> **DO THIS**
Scan the data for lines with "mußte" and report the count by itself.

=== INFORMATION SUPPLIED ===

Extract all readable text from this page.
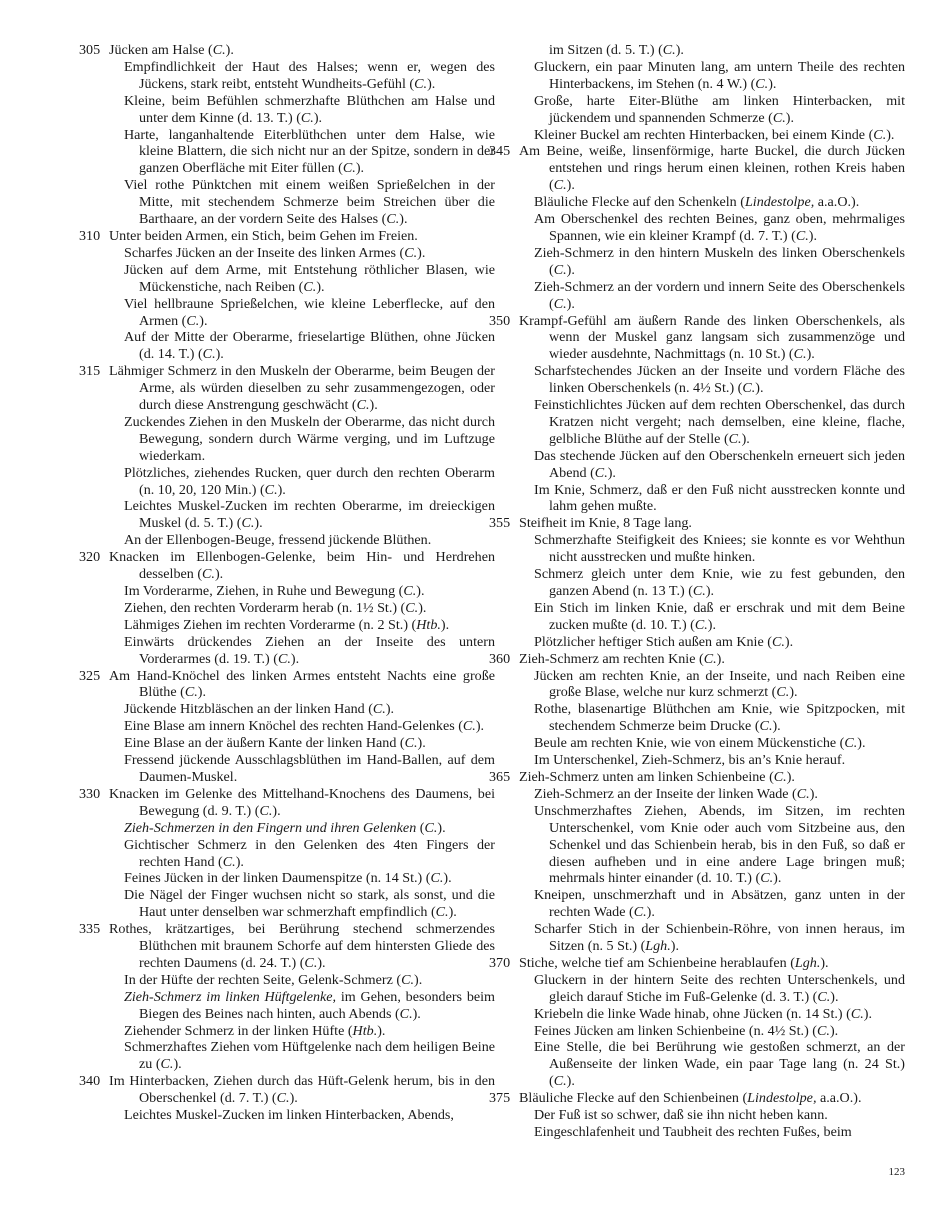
305Jücken am Halse (C.).

Empfindlichkeit der Haut des Halses; wenn er, wegen des Jückens, stark reibt, entsteht Wundheits-Gefühl (C.).

Kleine, beim Befühlen schmerzhafte Blüthchen am Halse und unter dem Kinne (d. 13. T.) (C.).

Harte, langanhaltende Eiterblüthchen unter dem Halse, wie kleine Blattern, die sich nicht nur an der Spitze, sondern in der ganzen Oberfläche mit Eiter füllen (C.).

Viel rothe Pünktchen mit einem weißen Sprießelchen in der Mitte, mit stechendem Schmerze beim Streichen über die Barthaare, an der vordern Seite des Halses (C.).

310Unter beiden Armen, ein Stich, beim Gehen im Freien.

Scharfes Jücken an der Inseite des linken Armes (C.).

Jücken auf dem Arme, mit Entstehung röthlicher Blasen, wie Mückenstiche, nach Reiben (C.).

Viel hellbraune Sprießelchen, wie kleine Leberflecke, auf den Armen (C.).

Auf der Mitte der Oberarme, frieselartige Blüthen, ohne Jücken (d. 14. T.) (C.).

315Lähmiger Schmerz in den Muskeln der Oberarme, beim Beugen der Arme, als würden dieselben zu sehr zusammengezogen, oder durch diese Anstrengung geschwächt (C.).

Zuckendes Ziehen in den Muskeln der Oberarme, das nicht durch Bewegung, sondern durch Wärme verging, und im Luftzuge wiederkam.

Plötzliches, ziehendes Rucken, quer durch den rechten Oberarm (n. 10, 20, 120 Min.) (C.).

Leichtes Muskel-Zucken im rechten Oberarme, im dreieckigen Muskel (d. 5. T.) (C.).

An der Ellenbogen-Beuge, fressend jückende Blüthen.

320Knacken im Ellenbogen-Gelenke, beim Hin- und Herdrehen desselben (C.).

Im Vorderarme, Ziehen, in Ruhe und Bewegung (C.).

Ziehen, den rechten Vorderarm herab (n. 1½ St.) (C.).

Lähmiges Ziehen im rechten Vorderarme (n. 2 St.) (Htb.).

Einwärts drückendes Ziehen an der Inseite des untern Vorderarmes (d. 19. T.) (C.).

325Am Hand-Knöchel des linken Armes entsteht Nachts eine große Blüthe (C.).

Jückende Hitzbläschen an der linken Hand (C.).

Eine Blase am innern Knöchel des rechten Hand-Gelenkes (C.).

Eine Blase an der äußern Kante der linken Hand (C.).

Fressend jückende Ausschlagsblüthen im Hand-Ballen, auf dem Daumen-Muskel.

330Knacken im Gelenke des Mittelhand-Knochens des Daumens, bei Bewegung (d. 9. T.) (C.).

Zieh-Schmerzen in den Fingern und ihren Gelenken (C.).

Gichtischer Schmerz in den Gelenken des 4ten Fingers der rechten Hand (C.).

Feines Jücken in der linken Daumenspitze (n. 14 St.) (C.).

Die Nägel der Finger wuchsen nicht so stark, als sonst, und die Haut unter denselben war schmerzhaft empfindlich (C.).

335Rothes, krätzartiges, bei Berührung stechend schmerzendes Blüthchen mit braunem Schorfe auf dem hintersten Gliede des rechten Daumens (d. 24. T.) (C.).

In der Hüfte der rechten Seite, Gelenk-Schmerz (C.).

Zieh-Schmerz im linken Hüftgelenke, im Gehen, besonders beim Biegen des Beines nach hinten, auch Abends (C.).

Ziehender Schmerz in der linken Hüfte (Htb.).

Schmerzhaftes Ziehen vom Hüftgelenke nach dem heiligen Beine zu (C.).

340Im Hinterbacken, Ziehen durch das Hüft-Gelenk herum, bis in den Oberschenkel (d. 7. T.) (C.).

Leichtes Muskel-Zucken im linken Hinterbacken, Abends,

im Sitzen (d. 5. T.) (C.).

Gluckern, ein paar Minuten lang, am untern Theile des rechten Hinterbackens, im Stehen (n. 4 W.) (C.).

Große, harte Eiter-Blüthe am linken Hinterbacken, mit jückendem und spannenden Schmerze (C.).

Kleiner Buckel am rechten Hinterbacken, bei einem Kinde (C.).

345Am Beine, weiße, linsenförmige, harte Buckel, die durch Jücken entstehen und rings herum einen kleinen, rothen Kreis haben (C.).

Bläuliche Flecke auf den Schenkeln (Lindestolpe, a.a.O.).

Am Oberschenkel des rechten Beines, ganz oben, mehrmaliges Spannen, wie ein kleiner Krampf (d. 7. T.) (C.).

Zieh-Schmerz in den hintern Muskeln des linken Oberschenkels (C.).

Zieh-Schmerz an der vordern und innern Seite des Oberschenkels (C.).

350Krampf-Gefühl am äußern Rande des linken Oberschenkels, als wenn der Muskel ganz langsam sich zusammenzöge und wieder ausdehnte, Nachmittags (n. 10 St.) (C.).

Scharfstechendes Jücken an der Inseite und vordern Fläche des linken Oberschenkels (n. 4½ St.) (C.).

Feinstichlichtes Jücken auf dem rechten Oberschenkel, das durch Kratzen nicht vergeht; nach demselben, eine kleine, flache, gelbliche Blüthe auf der Stelle (C.).

Das stechende Jücken auf den Oberschenkeln erneuert sich jeden Abend (C.).

Im Knie, Schmerz, daß er den Fuß nicht ausstrecken konnte und lahm gehen mußte.

355Steifheit im Knie, 8 Tage lang.

Schmerzhafte Steifigkeit des Kniees; sie konnte es vor Wehthun nicht ausstrecken und mußte hinken.

Schmerz gleich unter dem Knie, wie zu fest gebunden, den ganzen Abend (n. 13 T.) (C.).

Ein Stich im linken Knie, daß er erschrak und mit dem Beine zucken mußte (d. 10. T.) (C.).

Plötzlicher heftiger Stich außen am Knie (C.).

360Zieh-Schmerz am rechten Knie (C.).

Jücken am rechten Knie, an der Inseite, und nach Reiben eine große Blase, welche nur kurz schmerzt (C.).

Rothe, blasenartige Blüthchen am Knie, wie Spitzpocken, mit stechendem Schmerze beim Drucke (C.).

Beule am rechten Knie, wie von einem Mückenstiche (C.).

Im Unterschenkel, Zieh-Schmerz, bis an’s Knie herauf.

365Zieh-Schmerz unten am linken Schienbeine (C.).

Zieh-Schmerz an der Inseite der linken Wade (C.).

Unschmerzhaftes Ziehen, Abends, im Sitzen, im rechten Unterschenkel, vom Knie oder auch vom Sitzbeine aus, den Schenkel und das Schienbein herab, bis in den Fuß, so daß er diesen aufheben und in eine andere Lage bringen muß; mehrmals hinter einander (d. 10. T.) (C.).

Kneipen, unschmerzhaft und in Absätzen, ganz unten in der rechten Wade (C.).

Scharfer Stich in der Schienbein-Röhre, von innen heraus, im Sitzen (n. 5 St.) (Lgh.).

370Stiche, welche tief am Schienbeine herablaufen (Lgh.).

Gluckern in der hintern Seite des rechten Unterschenkels, und gleich darauf Stiche im Fuß-Gelenke (d. 3. T.) (C.).

Kriebeln die linke Wade hinab, ohne Jücken (n. 14 St.) (C.).

Feines Jücken am linken Schienbeine (n. 4½ St.) (C.).

Eine Stelle, die bei Berührung wie gestoßen schmerzt, an der Außenseite der linken Wade, ein paar Tage lang (n. 24 St.) (C.).

375Bläuliche Flecke auf den Schienbeinen (Lindestolpe, a.a.O.).

Der Fuß ist so schwer, daß sie ihn nicht heben kann.

Eingeschlafenheit und Taubheit des rechten Fußes, beim

123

===

> **PROBLEM SOLUTION**
3